[Collected data entries]
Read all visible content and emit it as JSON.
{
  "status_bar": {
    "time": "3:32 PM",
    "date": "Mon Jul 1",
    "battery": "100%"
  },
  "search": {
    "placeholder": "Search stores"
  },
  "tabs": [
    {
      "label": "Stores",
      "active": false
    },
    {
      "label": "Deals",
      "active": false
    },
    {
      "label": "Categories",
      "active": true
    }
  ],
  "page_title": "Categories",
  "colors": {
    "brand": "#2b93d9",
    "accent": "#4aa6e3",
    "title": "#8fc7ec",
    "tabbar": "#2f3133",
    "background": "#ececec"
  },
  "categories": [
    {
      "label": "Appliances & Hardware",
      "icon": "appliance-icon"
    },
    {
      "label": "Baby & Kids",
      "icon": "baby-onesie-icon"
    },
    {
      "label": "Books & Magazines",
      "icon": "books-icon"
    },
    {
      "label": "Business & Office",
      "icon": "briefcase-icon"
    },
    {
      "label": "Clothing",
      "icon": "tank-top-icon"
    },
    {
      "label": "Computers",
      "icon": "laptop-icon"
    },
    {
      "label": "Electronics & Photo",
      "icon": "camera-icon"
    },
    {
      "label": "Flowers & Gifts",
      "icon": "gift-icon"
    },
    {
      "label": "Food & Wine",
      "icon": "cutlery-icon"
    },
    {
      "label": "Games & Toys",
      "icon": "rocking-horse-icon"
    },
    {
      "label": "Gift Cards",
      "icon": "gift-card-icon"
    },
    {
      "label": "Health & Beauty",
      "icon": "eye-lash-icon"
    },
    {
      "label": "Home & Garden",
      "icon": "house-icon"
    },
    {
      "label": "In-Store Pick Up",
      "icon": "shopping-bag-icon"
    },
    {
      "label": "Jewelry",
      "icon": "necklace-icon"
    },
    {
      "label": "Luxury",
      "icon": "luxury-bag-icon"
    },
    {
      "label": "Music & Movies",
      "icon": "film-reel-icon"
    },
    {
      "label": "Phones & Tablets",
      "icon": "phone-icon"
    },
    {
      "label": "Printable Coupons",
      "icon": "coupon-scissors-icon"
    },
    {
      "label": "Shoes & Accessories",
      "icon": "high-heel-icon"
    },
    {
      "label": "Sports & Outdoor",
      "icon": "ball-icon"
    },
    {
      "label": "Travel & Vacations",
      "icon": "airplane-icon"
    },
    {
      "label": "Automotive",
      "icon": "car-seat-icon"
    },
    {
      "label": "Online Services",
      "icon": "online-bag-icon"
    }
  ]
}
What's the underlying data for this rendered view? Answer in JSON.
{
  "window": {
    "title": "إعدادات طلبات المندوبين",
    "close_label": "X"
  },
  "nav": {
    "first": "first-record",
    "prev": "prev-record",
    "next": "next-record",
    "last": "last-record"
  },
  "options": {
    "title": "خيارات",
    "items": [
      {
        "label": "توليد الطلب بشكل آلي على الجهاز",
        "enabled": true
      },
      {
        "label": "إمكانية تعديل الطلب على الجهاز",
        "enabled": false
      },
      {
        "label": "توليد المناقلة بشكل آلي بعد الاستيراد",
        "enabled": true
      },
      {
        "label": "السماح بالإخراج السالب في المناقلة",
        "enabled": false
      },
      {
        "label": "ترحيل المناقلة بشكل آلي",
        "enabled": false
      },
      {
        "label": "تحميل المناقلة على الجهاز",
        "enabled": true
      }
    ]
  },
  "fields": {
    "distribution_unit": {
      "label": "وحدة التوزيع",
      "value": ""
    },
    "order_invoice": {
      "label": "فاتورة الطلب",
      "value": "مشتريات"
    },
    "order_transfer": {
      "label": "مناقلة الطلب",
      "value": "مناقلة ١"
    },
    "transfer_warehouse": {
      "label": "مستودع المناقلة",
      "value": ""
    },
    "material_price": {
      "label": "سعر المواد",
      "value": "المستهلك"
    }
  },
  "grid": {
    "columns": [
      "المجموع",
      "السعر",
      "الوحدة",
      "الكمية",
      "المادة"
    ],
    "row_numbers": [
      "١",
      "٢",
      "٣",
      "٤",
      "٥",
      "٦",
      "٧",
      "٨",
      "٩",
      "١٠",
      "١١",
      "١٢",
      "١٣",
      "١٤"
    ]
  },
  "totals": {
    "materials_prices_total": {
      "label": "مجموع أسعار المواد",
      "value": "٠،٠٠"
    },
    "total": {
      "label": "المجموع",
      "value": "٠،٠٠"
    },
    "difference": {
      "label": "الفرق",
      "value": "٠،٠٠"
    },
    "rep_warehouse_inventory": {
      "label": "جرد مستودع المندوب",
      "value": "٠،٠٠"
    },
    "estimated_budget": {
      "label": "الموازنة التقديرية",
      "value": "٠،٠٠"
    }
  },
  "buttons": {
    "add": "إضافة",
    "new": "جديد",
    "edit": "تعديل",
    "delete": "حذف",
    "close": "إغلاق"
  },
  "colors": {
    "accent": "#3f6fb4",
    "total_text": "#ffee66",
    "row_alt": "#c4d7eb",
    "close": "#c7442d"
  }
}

◆ Exercise details ◆
Lines containing the word "الطلب" are to be tallied; report only the total.

◆ Answer to the task ◆
4